▶ **WORK REQUIRED**:
Count how many lines of the data include "advantages". The answer is that number and nothing else.
*** LISTED ENTRIES
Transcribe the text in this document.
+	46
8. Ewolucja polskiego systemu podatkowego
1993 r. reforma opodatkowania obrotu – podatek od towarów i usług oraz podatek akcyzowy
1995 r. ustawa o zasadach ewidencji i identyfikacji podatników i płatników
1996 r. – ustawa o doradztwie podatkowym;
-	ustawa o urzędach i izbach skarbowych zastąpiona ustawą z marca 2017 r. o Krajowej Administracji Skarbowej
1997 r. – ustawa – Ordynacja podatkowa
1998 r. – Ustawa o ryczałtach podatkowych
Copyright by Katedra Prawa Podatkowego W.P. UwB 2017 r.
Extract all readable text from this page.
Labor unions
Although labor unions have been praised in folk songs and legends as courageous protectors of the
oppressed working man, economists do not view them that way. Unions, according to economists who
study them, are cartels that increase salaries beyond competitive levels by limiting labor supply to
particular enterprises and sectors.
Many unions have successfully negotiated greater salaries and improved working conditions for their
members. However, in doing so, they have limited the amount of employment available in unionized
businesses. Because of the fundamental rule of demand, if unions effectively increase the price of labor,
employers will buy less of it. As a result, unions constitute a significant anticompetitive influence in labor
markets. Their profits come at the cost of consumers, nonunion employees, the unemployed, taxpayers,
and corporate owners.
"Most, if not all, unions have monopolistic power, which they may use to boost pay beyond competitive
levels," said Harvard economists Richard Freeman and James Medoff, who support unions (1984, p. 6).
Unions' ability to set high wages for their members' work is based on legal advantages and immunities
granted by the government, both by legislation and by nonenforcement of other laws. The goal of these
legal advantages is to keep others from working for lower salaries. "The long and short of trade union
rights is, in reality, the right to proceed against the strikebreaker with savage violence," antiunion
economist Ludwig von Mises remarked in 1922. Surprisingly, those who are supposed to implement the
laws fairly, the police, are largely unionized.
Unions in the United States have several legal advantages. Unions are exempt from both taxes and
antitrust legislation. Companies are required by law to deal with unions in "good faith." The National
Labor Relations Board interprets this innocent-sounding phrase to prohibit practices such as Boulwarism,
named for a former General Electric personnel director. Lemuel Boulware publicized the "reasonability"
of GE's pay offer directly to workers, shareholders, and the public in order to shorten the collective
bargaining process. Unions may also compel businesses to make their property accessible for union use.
******
▶ **FINAL RESULT**:
3